What is asked:
Provide the number of lines containing the word "اپنے", and nothing else.

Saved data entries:

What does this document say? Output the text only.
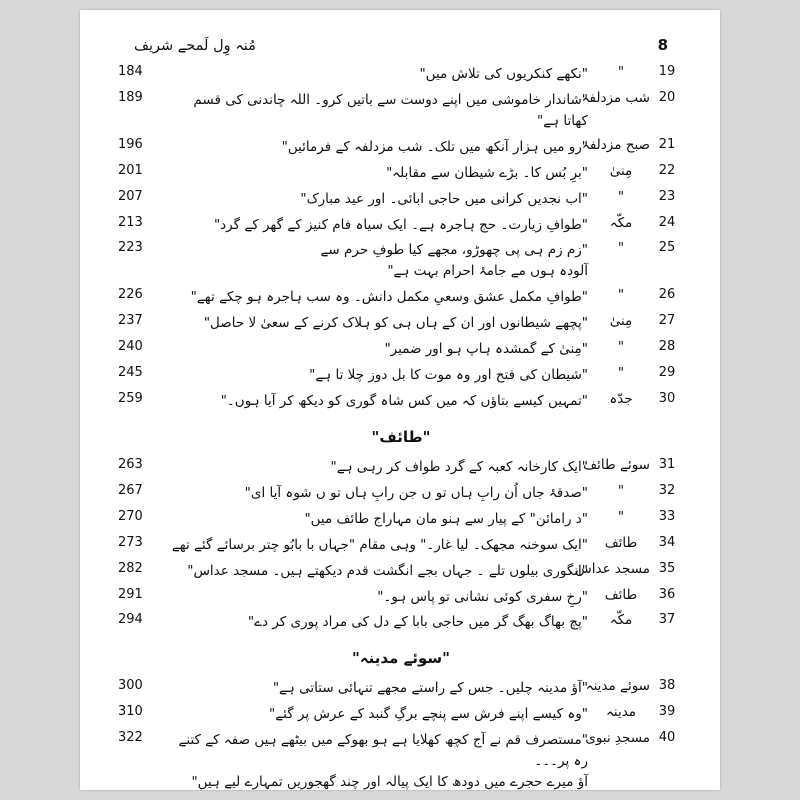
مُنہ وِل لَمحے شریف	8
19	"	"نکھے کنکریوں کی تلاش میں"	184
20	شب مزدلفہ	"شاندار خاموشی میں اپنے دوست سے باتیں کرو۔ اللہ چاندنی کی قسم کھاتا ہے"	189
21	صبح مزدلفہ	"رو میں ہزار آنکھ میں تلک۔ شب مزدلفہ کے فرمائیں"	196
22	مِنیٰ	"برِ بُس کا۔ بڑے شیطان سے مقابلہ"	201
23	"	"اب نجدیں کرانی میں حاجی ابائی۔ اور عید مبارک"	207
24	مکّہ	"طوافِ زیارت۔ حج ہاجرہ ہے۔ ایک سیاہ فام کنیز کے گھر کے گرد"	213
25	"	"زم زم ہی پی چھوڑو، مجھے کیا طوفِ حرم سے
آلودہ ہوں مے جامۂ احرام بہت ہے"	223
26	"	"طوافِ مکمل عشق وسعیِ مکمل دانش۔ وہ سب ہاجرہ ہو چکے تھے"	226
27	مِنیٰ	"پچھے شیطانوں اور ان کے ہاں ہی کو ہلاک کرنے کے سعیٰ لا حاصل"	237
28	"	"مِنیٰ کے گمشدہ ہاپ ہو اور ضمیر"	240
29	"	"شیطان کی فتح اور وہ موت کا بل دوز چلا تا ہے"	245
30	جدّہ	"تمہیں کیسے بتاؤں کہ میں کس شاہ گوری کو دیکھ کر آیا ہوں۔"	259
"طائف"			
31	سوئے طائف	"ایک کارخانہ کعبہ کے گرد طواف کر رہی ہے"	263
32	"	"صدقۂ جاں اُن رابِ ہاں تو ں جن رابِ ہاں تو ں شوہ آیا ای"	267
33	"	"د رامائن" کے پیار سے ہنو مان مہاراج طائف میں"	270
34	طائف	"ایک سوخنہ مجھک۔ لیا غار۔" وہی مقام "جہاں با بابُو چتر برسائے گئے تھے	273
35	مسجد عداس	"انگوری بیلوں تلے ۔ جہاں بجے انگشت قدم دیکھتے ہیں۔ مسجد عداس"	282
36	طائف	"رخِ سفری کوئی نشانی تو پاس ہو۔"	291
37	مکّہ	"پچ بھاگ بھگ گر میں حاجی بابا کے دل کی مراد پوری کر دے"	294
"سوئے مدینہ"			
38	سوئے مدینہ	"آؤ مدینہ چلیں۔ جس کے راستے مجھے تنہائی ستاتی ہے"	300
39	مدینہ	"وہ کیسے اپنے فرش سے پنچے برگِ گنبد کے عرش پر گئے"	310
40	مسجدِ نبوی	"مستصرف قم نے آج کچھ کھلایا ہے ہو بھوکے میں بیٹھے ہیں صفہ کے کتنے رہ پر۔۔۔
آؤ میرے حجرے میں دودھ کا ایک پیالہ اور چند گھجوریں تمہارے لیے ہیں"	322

Answer to this exercise:
2